▶ _Records to use_:
********************

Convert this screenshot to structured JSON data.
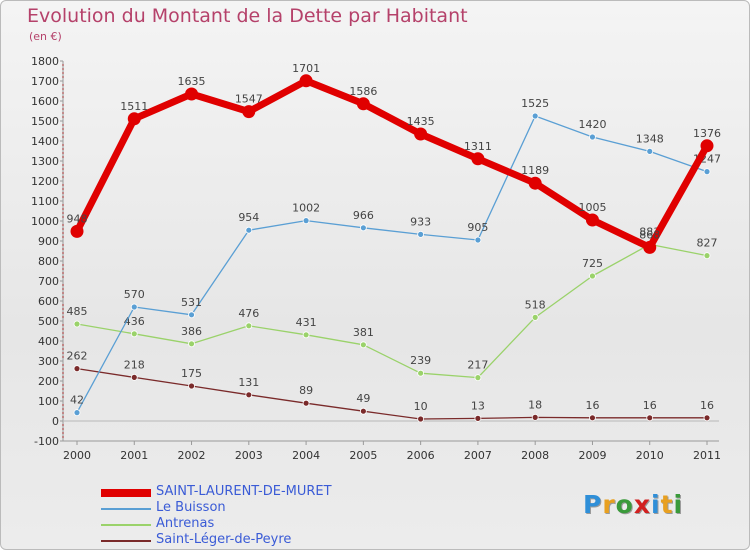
{
  "title": "Evolution du Montant de la Dette par Habitant",
  "unit": "(en €)",
  "logo": {
    "text": "Proxiti",
    "letter_colors": [
      "#2f8fd8",
      "#e8a020",
      "#3a9a3a",
      "#d22020",
      "#2f8fd8",
      "#e8a020",
      "#3a9a3a"
    ]
  },
  "chart_data": {
    "type": "line",
    "title": "Evolution du Montant de la Dette par Habitant",
    "ylabel": "(en €)",
    "x": [
      "2000",
      "2001",
      "2002",
      "2003",
      "2004",
      "2005",
      "2006",
      "2007",
      "2008",
      "2009",
      "2010",
      "2011"
    ],
    "ylim": [
      -100,
      1800
    ],
    "yticks": [
      "-100",
      "0",
      "100",
      "200",
      "300",
      "400",
      "500",
      "600",
      "700",
      "800",
      "900",
      "1000",
      "1100",
      "1200",
      "1300",
      "1400",
      "1500",
      "1600",
      "1700",
      "1800"
    ],
    "grid": false,
    "legend_position": "bottom-left",
    "series": [
      {
        "name": "SAINT-LAURENT-DE-MURET",
        "color": "#e00000",
        "values": [
          948,
          1511,
          1635,
          1547,
          1701,
          1586,
          1435,
          1311,
          1189,
          1005,
          868,
          1376
        ],
        "labels": [
          "948",
          "1511",
          "1635",
          "1547",
          "1701",
          "1586",
          "1435",
          "1311",
          "1189",
          "1005",
          "868",
          "1376"
        ]
      },
      {
        "name": "Le Buisson",
        "color": "#5a9fd4",
        "values": [
          42,
          570,
          531,
          954,
          1002,
          966,
          933,
          905,
          1525,
          1420,
          1348,
          1247
        ],
        "labels": [
          "42",
          "570",
          "531",
          "954",
          "1002",
          "966",
          "933",
          "905",
          "1525",
          "1420",
          "1348",
          "1247"
        ]
      },
      {
        "name": "Antrenas",
        "color": "#9ad26a",
        "values": [
          485,
          436,
          386,
          476,
          431,
          381,
          239,
          217,
          518,
          725,
          883,
          827
        ],
        "labels": [
          "485",
          "436",
          "386",
          "476",
          "431",
          "381",
          "239",
          "217",
          "518",
          "725",
          "883",
          "827"
        ]
      },
      {
        "name": "Saint-Léger-de-Peyre",
        "color": "#7a2a2a",
        "values": [
          262,
          218,
          175,
          131,
          89,
          49,
          10,
          13,
          18,
          16,
          16,
          16
        ],
        "labels": [
          "262",
          "218",
          "175",
          "131",
          "89",
          "49",
          "10",
          "13",
          "18",
          "16",
          "16",
          "16"
        ]
      }
    ]
  }
}
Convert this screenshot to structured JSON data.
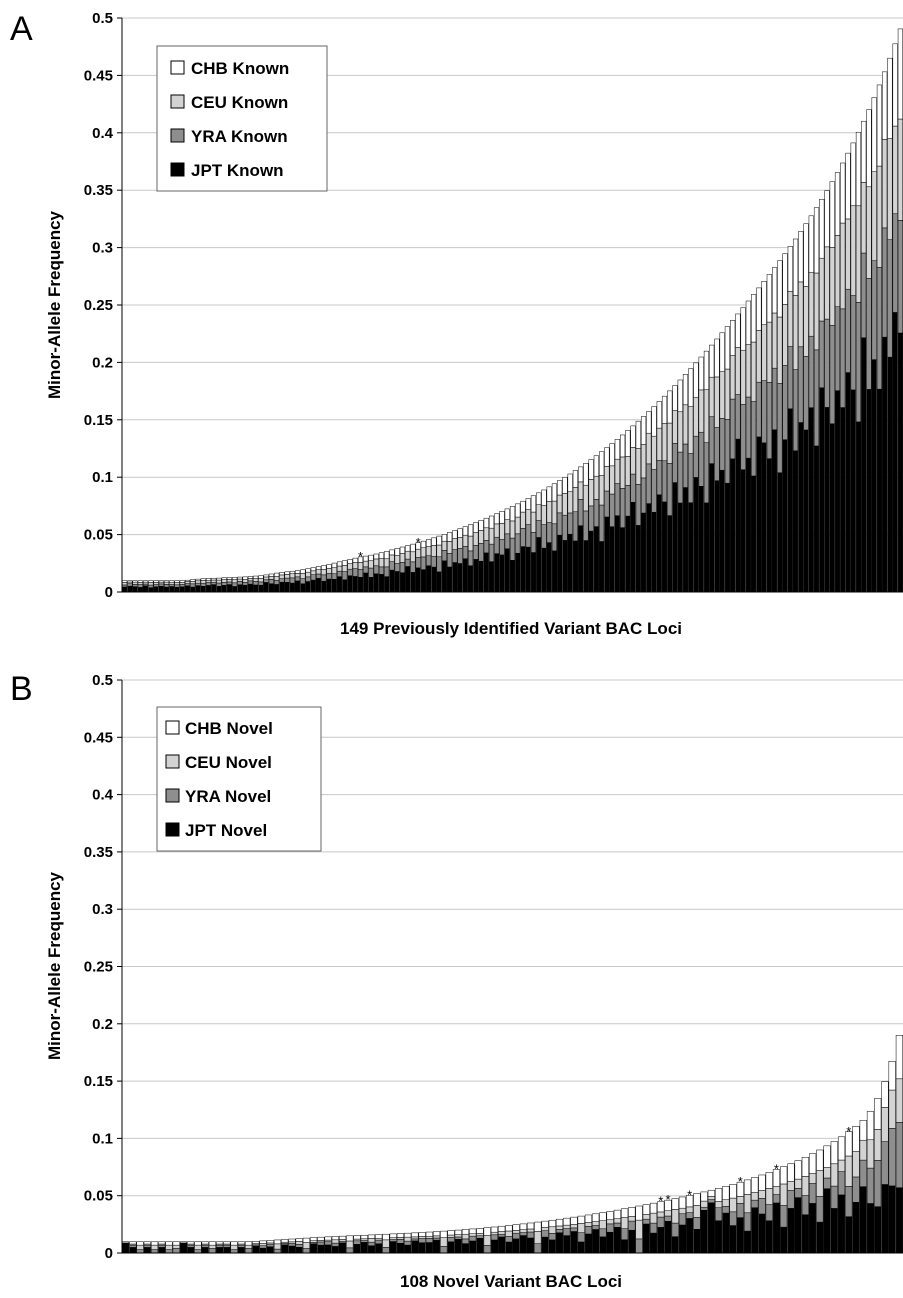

********************

▶ _Given exercise_:
Quote the preceding listing precisely and completely, omitting its images.

▶ _Response to the task_:
Convert this screenshot to structured JSON data.
{
  "title": "Evolution du Montant de la Dette par Habitant",
  "unit": "(en €)",
  "logo": {
    "text": "Proxiti",
    "letter_colors": [
      "#2f8fd8",
      "#e8a020",
      "#3a9a3a",
      "#d22020",
      "#2f8fd8",
      "#e8a020",
      "#3a9a3a"
    ]
  },
  "chart_data": {
    "type": "line",
    "title": "Evolution du Montant de la Dette par Habitant",
    "ylabel": "(en €)",
    "x": [
      "2000",
      "2001",
      "2002",
      "2003",
      "2004",
      "2005",
      "2006",
      "2007",
      "2008",
      "2009",
      "2010",
      "2011"
    ],
    "ylim": [
      -100,
      1800
    ],
    "yticks": [
      "-100",
      "0",
      "100",
      "200",
      "300",
      "400",
      "500",
      "600",
      "700",
      "800",
      "900",
      "1000",
      "1100",
      "1200",
      "1300",
      "1400",
      "1500",
      "1600",
      "1700",
      "1800"
    ],
    "grid": false,
    "legend_position": "bottom-left",
    "series": [
      {
        "name": "SAINT-LAURENT-DE-MURET",
        "color": "#e00000",
        "values": [
          948,
          1511,
          1635,
          1547,
          1701,
          1586,
          1435,
          1311,
          1189,
          1005,
          868,
          1376
        ],
        "labels": [
          "948",
          "1511",
          "1635",
          "1547",
          "1701",
          "1586",
          "1435",
          "1311",
          "1189",
          "1005",
          "868",
          "1376"
        ]
      },
      {
        "name": "Le Buisson",
        "color": "#5a9fd4",
        "values": [
          42,
          570,
          531,
          954,
          1002,
          966,
          933,
          905,
          1525,
          1420,
          1348,
          1247
        ],
        "labels": [
          "42",
          "570",
          "531",
          "954",
          "1002",
          "966",
          "933",
          "905",
          "1525",
          "1420",
          "1348",
          "1247"
        ]
      },
      {
        "name": "Antrenas",
        "color": "#9ad26a",
        "values": [
          485,
          436,
          386,
          476,
          431,
          381,
          239,
          217,
          518,
          725,
          883,
          827
        ],
        "labels": [
          "485",
          "436",
          "386",
          "476",
          "431",
          "381",
          "239",
          "217",
          "518",
          "725",
          "883",
          "827"
        ]
      },
      {
        "name": "Saint-Léger-de-Peyre",
        "color": "#7a2a2a",
        "values": [
          262,
          218,
          175,
          131,
          89,
          49,
          10,
          13,
          18,
          16,
          16,
          16
        ],
        "labels": [
          "262",
          "218",
          "175",
          "131",
          "89",
          "49",
          "10",
          "13",
          "18",
          "16",
          "16",
          "16"
        ]
      }
    ]
  }
}
Convert this screenshot to structured JSON data.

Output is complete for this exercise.